## Requirement
For the listing below, give the number of lines in which "qual" occurs. Add nothing.

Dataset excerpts
--- --- ---
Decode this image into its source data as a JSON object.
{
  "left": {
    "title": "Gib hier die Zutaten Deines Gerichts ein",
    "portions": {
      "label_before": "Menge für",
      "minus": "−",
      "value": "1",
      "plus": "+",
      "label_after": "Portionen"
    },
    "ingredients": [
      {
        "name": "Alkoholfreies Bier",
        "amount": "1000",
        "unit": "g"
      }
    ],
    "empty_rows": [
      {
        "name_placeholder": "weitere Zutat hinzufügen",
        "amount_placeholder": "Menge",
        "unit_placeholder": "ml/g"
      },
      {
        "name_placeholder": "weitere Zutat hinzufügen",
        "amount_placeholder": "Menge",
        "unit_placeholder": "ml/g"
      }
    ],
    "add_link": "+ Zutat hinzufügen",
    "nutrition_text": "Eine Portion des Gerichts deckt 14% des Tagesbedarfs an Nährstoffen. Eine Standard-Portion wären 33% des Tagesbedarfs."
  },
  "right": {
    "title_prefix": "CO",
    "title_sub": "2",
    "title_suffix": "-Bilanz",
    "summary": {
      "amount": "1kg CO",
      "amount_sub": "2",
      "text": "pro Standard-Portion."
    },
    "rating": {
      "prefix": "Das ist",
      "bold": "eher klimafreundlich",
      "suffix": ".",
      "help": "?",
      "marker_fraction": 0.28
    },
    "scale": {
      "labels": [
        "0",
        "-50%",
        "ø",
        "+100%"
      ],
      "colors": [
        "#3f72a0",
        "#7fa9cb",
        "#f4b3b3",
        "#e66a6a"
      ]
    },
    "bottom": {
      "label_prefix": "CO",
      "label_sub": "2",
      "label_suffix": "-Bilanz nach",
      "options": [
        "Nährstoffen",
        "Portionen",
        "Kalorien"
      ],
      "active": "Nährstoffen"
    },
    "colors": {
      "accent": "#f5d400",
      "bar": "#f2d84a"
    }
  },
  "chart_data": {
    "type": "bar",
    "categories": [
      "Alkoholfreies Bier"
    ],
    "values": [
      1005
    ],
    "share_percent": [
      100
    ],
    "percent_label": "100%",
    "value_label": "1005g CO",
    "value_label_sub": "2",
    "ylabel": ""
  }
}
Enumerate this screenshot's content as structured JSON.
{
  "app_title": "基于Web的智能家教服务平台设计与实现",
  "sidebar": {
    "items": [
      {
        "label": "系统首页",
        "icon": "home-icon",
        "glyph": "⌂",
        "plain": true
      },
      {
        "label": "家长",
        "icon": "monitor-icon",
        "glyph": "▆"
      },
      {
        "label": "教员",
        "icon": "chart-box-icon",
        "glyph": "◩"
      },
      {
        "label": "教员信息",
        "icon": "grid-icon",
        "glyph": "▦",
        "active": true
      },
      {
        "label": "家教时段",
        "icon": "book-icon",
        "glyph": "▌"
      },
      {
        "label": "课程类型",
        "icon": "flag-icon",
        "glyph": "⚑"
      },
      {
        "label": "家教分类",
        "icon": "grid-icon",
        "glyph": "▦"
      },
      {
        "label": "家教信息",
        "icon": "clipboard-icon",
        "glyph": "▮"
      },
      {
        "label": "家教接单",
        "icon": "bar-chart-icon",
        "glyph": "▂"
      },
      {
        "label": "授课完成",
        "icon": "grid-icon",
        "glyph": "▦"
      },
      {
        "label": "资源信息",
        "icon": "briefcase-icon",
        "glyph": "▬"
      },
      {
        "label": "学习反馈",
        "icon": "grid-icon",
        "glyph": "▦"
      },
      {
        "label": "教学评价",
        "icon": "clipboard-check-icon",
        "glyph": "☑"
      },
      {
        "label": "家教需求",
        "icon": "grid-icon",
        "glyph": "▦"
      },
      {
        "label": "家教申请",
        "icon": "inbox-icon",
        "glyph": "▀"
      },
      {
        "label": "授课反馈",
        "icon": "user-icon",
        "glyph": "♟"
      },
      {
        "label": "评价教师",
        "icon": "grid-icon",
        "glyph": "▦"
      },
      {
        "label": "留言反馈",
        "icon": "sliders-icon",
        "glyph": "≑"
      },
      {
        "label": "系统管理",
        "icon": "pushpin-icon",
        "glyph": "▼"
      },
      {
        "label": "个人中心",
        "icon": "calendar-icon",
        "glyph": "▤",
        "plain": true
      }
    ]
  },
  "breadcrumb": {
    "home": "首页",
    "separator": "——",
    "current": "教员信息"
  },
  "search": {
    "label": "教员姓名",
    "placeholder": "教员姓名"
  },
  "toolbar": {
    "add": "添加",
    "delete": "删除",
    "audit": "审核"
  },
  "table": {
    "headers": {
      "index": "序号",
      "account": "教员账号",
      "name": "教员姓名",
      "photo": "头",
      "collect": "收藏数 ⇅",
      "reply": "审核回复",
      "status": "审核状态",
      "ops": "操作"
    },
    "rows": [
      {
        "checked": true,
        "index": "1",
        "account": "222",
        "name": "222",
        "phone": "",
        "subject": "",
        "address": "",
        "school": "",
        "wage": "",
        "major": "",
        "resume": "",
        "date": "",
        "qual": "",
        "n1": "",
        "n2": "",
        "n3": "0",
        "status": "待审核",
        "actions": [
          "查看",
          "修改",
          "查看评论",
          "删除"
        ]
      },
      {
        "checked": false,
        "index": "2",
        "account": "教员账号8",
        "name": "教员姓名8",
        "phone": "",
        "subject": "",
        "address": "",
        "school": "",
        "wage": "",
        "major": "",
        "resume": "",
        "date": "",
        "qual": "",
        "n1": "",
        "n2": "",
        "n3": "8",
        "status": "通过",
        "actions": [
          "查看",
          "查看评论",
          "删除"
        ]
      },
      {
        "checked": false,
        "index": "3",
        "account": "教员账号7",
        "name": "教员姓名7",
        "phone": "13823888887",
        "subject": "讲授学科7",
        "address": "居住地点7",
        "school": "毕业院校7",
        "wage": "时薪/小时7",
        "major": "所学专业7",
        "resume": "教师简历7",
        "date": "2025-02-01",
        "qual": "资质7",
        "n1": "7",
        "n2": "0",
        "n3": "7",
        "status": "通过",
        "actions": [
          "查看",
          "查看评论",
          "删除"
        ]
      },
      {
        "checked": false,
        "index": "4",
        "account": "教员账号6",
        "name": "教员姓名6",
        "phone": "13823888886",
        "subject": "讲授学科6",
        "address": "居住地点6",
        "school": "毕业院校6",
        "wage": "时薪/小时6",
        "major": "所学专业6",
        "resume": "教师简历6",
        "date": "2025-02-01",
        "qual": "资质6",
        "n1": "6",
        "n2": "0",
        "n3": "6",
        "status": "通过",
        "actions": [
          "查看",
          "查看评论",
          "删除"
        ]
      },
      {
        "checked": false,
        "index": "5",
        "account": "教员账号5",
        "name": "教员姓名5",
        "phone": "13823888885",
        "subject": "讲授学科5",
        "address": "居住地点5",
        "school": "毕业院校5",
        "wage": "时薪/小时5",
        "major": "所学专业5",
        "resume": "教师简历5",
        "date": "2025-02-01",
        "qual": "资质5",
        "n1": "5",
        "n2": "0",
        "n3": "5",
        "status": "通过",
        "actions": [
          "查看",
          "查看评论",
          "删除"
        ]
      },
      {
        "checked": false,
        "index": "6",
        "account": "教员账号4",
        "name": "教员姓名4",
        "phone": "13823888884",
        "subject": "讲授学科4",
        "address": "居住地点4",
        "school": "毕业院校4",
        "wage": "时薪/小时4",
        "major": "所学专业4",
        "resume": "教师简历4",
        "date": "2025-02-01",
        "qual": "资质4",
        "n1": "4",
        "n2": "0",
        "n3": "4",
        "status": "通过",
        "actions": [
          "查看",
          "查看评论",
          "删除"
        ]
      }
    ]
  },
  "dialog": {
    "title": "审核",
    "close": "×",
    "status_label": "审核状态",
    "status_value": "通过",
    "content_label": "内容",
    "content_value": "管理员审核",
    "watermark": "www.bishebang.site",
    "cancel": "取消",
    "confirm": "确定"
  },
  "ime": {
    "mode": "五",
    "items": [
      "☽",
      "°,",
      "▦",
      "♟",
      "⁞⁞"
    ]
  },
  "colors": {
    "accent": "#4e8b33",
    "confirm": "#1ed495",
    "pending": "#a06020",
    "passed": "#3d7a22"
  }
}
--- --- ---
## Problem solution
6